- [The request]:
Pull out from the material below all lines with "have".
++++++++++
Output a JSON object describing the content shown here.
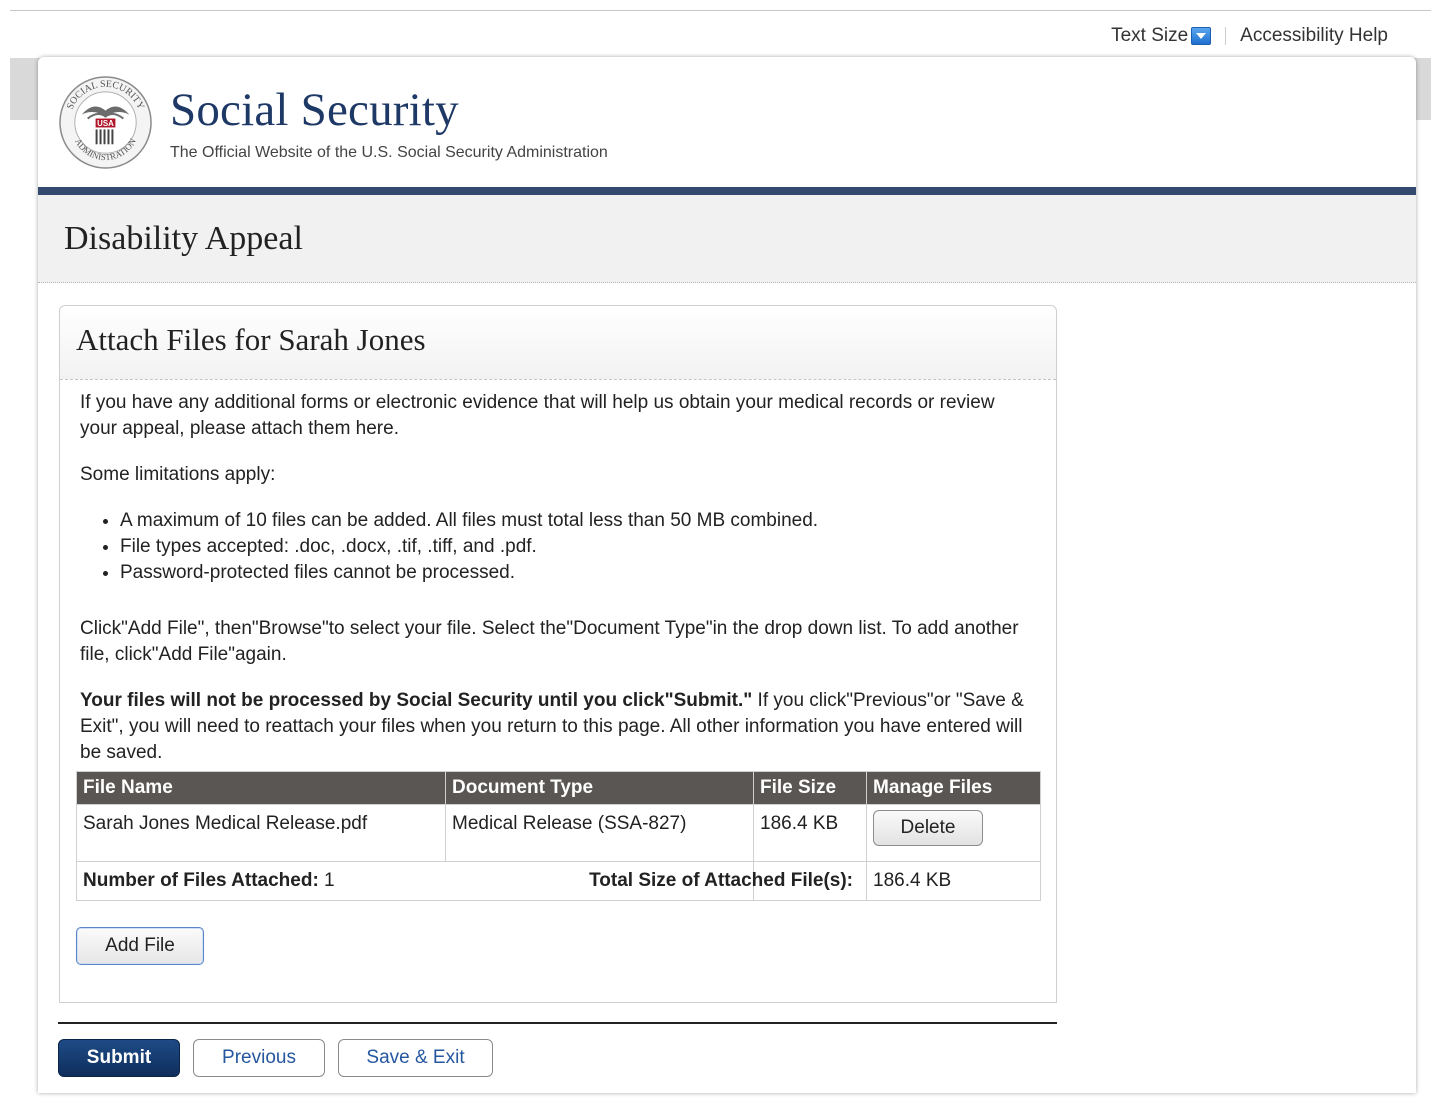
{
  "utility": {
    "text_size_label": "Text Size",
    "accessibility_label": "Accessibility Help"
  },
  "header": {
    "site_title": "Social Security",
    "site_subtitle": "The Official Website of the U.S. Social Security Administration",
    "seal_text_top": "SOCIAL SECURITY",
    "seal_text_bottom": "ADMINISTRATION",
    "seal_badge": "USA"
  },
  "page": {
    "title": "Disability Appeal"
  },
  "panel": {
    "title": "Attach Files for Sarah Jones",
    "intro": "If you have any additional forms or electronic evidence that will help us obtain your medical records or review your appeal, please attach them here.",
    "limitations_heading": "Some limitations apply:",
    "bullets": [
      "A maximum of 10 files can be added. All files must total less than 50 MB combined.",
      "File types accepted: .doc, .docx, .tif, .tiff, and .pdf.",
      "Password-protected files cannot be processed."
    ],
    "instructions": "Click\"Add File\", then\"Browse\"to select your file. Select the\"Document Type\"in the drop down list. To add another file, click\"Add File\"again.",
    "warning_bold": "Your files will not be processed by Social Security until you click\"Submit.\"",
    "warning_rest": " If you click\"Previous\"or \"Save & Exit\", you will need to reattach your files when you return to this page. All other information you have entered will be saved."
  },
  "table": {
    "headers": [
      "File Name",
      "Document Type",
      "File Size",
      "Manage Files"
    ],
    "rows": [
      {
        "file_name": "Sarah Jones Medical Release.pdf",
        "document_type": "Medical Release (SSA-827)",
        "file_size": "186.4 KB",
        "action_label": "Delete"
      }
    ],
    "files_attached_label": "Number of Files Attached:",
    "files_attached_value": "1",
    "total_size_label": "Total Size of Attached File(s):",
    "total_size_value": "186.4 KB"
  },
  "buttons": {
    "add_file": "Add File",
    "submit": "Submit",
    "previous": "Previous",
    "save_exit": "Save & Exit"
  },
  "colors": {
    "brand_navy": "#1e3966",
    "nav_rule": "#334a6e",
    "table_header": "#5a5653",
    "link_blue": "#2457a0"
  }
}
++++++++++
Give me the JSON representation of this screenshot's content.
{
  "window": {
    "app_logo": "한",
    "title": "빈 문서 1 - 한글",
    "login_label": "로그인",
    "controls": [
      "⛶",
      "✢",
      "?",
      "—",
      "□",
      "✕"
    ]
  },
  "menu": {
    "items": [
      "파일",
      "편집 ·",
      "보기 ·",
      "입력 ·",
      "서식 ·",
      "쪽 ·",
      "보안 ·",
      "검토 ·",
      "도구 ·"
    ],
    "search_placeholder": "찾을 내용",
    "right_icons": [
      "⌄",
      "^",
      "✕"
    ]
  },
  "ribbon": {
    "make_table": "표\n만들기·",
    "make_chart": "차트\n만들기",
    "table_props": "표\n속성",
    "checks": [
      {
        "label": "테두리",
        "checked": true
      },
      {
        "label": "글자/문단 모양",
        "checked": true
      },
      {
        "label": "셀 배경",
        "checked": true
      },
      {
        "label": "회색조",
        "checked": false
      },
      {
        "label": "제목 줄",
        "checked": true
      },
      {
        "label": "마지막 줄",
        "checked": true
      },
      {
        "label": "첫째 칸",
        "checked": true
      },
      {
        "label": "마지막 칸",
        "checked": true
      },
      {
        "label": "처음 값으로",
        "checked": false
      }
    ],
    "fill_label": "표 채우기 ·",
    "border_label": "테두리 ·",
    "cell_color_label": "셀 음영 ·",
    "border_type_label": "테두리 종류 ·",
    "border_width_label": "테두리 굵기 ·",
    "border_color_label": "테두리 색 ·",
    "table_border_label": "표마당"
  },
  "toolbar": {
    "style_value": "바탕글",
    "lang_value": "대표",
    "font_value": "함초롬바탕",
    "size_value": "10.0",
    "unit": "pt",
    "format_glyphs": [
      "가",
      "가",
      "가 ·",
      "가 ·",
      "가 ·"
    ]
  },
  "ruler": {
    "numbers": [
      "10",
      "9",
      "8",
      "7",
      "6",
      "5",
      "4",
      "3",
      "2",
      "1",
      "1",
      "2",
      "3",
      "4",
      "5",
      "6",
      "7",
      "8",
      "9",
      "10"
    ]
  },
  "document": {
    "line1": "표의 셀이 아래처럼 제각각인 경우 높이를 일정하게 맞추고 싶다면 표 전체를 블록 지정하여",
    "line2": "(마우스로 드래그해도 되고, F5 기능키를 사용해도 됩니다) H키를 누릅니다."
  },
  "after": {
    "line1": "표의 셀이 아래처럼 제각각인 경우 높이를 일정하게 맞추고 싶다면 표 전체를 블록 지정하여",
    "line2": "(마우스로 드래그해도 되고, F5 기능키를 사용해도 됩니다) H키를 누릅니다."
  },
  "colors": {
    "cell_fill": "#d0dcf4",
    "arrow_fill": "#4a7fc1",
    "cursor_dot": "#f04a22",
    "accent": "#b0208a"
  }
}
++++++++++
- [Answer for the task]:
    "intro": "If you have any additional forms or electronic evidence that will help us obtain your medical records or review your appeal, please attach them here.",
    "warning_rest": " If you click\"Previous\"or \"Save & Exit\", you will need to reattach your files when you return to this page. All other information you have entered will be saved."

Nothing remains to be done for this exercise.